--- START ---

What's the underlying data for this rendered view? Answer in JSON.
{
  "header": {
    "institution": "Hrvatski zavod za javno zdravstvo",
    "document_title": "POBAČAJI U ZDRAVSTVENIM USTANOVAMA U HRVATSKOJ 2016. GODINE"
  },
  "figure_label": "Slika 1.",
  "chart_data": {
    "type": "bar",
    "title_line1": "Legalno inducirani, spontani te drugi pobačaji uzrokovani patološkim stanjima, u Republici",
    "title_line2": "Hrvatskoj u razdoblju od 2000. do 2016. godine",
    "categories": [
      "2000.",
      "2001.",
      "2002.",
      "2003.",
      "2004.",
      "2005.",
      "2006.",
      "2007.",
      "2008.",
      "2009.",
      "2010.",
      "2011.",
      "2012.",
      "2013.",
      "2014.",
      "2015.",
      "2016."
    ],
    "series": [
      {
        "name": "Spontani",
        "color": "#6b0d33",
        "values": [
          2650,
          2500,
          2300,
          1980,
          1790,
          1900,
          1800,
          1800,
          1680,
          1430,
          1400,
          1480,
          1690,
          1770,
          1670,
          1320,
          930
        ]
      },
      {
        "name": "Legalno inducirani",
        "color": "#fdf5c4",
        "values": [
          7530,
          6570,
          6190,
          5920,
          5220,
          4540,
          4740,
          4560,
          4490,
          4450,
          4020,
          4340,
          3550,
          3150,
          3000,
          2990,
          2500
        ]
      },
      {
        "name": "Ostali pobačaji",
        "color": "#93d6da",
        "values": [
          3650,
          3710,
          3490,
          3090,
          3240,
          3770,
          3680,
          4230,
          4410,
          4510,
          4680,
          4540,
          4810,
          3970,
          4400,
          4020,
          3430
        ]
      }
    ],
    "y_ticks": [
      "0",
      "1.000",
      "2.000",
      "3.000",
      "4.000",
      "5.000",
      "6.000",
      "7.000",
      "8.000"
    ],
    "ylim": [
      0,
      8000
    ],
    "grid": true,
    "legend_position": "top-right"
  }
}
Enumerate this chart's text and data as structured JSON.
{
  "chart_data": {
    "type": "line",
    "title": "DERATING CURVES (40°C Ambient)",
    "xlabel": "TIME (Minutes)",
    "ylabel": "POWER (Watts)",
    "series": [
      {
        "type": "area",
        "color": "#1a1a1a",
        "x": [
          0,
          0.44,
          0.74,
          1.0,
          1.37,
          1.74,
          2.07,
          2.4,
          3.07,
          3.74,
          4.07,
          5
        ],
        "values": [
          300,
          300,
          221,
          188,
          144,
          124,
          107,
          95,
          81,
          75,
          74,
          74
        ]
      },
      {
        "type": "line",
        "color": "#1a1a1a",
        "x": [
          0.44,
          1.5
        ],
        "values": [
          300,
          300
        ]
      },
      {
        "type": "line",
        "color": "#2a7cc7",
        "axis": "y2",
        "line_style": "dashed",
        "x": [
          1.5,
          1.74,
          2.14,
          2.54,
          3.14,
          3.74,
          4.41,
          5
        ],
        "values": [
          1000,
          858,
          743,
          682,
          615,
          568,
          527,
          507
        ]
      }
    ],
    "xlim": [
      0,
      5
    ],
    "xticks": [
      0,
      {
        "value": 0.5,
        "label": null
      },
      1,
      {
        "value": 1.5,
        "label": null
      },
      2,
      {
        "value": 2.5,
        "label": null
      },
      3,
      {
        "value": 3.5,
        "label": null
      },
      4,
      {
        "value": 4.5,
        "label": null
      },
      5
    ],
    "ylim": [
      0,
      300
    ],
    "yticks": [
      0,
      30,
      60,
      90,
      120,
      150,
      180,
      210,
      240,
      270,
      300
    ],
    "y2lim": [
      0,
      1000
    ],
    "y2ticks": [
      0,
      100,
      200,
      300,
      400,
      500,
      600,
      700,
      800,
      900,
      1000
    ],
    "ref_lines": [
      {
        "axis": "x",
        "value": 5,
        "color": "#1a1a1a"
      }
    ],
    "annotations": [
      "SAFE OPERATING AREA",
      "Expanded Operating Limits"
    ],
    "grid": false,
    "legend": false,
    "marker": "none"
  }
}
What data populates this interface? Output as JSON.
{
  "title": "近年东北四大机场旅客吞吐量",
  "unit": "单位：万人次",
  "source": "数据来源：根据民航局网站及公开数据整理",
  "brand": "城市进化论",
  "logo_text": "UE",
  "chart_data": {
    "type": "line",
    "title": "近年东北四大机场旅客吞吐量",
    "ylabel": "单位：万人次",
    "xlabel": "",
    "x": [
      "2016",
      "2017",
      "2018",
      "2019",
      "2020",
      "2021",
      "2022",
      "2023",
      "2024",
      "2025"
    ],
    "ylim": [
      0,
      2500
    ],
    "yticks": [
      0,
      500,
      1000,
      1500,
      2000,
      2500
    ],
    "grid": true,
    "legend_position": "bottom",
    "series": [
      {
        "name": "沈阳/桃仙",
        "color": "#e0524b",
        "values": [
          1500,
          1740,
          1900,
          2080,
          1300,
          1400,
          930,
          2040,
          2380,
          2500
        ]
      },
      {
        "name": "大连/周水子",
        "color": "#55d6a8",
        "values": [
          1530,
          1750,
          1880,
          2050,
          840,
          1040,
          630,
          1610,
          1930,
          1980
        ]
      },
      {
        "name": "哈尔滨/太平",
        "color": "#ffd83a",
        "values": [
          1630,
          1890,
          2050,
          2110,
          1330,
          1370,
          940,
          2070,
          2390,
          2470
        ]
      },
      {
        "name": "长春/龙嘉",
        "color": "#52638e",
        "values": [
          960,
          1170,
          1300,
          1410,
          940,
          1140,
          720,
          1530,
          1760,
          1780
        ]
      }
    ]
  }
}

--- END ---

• [WORK INSTRUCTIONS]
Copy out every line of the data that includes "color".

• [FINAL RESULT]
        "color": "#6b0d33",
        "color": "#fdf5c4",
        "color": "#93d6da",
        "color": "#1a1a1a",
        "color": "#1a1a1a",
        "color": "#2a7cc7",
        "color": "#1a1a1a"
        "color": "#e0524b",
        "color": "#55d6a8",
        "color": "#ffd83a",
        "color": "#52638e",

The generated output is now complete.